> [DIRECTIONS FOR THIS TASK]: Switch "opened state" to "open state" in the lines starting with the line with "Patent image size: (765, 545)." and going on through the line with "The side portion 17 is at (232, 420).", leaving everything else unchanged, and give back only those lines.

> [DATASET EXTRACT]:
++++++
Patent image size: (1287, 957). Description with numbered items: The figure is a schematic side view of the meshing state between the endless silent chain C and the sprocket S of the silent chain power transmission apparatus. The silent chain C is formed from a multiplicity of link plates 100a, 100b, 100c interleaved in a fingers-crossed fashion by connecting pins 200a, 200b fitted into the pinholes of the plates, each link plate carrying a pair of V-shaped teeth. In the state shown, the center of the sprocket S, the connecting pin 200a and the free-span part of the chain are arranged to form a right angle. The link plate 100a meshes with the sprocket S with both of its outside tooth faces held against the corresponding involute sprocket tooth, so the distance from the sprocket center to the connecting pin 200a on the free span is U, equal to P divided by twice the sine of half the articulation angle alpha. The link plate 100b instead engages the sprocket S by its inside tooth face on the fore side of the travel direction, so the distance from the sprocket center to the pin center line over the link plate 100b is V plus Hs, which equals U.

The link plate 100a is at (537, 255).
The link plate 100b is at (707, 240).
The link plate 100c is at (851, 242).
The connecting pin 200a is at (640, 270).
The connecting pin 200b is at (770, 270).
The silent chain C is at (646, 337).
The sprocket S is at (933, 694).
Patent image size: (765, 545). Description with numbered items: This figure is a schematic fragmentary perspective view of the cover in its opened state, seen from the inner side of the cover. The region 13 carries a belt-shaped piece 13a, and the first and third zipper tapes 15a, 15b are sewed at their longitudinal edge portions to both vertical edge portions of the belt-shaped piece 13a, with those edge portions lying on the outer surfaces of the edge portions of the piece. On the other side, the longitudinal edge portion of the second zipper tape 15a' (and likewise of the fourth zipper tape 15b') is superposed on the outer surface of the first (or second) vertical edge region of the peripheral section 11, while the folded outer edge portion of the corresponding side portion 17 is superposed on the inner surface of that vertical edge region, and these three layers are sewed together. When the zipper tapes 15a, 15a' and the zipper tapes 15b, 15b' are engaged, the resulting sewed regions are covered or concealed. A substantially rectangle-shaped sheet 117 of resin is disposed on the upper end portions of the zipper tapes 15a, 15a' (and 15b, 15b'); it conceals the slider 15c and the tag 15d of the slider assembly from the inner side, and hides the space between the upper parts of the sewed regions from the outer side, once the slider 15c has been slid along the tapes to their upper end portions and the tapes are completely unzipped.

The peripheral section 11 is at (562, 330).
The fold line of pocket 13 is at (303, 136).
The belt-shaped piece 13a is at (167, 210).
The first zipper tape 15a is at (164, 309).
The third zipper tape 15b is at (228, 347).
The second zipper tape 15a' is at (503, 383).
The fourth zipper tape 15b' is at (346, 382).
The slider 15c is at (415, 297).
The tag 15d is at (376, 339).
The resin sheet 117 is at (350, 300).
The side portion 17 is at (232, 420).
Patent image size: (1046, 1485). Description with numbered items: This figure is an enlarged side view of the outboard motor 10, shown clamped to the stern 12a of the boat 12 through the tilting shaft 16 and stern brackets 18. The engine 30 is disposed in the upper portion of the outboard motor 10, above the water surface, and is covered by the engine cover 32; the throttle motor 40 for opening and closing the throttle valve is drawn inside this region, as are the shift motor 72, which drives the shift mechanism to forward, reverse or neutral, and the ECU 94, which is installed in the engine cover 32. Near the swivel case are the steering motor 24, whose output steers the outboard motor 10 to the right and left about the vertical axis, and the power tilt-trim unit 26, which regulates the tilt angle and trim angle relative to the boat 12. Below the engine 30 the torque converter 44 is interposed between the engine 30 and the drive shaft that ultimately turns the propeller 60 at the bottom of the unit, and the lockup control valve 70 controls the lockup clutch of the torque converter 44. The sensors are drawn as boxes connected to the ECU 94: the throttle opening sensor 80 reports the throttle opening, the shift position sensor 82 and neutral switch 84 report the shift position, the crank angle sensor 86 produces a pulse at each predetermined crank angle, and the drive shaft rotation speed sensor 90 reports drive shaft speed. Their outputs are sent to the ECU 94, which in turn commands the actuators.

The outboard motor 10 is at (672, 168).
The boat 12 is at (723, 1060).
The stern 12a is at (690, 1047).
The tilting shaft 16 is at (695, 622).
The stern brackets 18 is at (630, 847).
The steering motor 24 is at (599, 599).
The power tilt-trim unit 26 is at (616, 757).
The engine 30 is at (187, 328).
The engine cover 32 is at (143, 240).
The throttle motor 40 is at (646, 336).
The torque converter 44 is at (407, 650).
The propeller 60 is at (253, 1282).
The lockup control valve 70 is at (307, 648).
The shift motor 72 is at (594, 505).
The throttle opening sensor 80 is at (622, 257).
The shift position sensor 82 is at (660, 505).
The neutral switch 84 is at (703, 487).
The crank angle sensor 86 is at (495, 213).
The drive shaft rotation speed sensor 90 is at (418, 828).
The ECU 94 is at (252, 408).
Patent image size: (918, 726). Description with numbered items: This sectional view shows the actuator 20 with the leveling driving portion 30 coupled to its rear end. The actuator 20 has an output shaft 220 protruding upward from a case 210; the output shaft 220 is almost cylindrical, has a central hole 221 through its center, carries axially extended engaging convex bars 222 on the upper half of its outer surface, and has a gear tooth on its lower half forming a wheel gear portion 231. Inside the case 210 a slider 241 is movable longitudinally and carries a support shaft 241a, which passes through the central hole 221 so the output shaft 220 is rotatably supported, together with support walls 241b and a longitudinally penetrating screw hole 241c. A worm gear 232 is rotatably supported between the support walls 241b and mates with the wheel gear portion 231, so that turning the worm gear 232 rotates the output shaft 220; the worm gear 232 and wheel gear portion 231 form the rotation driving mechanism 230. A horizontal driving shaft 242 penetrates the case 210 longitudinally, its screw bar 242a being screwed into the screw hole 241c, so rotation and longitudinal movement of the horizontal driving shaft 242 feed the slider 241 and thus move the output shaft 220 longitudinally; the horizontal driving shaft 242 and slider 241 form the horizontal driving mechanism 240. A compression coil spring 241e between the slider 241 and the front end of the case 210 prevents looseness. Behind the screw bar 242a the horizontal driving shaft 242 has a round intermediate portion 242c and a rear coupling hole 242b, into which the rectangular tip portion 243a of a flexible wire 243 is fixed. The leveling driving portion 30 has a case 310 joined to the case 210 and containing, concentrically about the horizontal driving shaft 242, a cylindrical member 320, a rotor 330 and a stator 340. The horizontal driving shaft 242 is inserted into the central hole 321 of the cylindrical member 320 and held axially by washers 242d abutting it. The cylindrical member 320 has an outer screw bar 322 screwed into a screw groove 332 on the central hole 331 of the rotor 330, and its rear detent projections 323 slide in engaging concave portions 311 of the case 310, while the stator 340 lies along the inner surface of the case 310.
++++++
> [RESPONSE TO THE EXERCISE]:
Patent image size: (765, 545). Description with numbered items: This figure is a schematic fragmentary perspective view of the cover in its open state, seen from the inner side of the cover. The region 13 carries a belt-shaped piece 13a, and the first and third zipper tapes 15a, 15b are sewed at their longitudinal edge portions to both vertical edge portions of the belt-shaped piece 13a, with those edge portions lying on the outer surfaces of the edge portions of the piece. On the other side, the longitudinal edge portion of the second zipper tape 15a' (and likewise of the fourth zipper tape 15b') is superposed on the outer surface of the first (or second) vertical edge region of the peripheral section 11, while the folded outer edge portion of the corresponding side portion 17 is superposed on the inner surface of that vertical edge region, and these three layers are sewed together. When the zipper tapes 15a, 15a' and the zipper tapes 15b, 15b' are engaged, the resulting sewed regions are covered or concealed. A substantially rectangle-shaped sheet 117 of resin is disposed on the upper end portions of the zipper tapes 15a, 15a' (and 15b, 15b'); it conceals the slider 15c and the tag 15d of the slider assembly from the inner side, and hides the space between the upper parts of the sewed regions from the outer side, once the slider 15c has been slid along the tapes to their upper end portions and the tapes are completely unzipped.

The peripheral section 11 is at (562, 330).
The fold line of pocket 13 is at (303, 136).
The belt-shaped piece 13a is at (167, 210).
The first zipper tape 15a is at (164, 309).
The third zipper tape 15b is at (228, 347).
The second zipper tape 15a' is at (503, 383).
The fourth zipper tape 15b' is at (346, 382).
The slider 15c is at (415, 297).
The tag 15d is at (376, 339).
The resin sheet 117 is at (350, 300).
The side portion 17 is at (232, 420).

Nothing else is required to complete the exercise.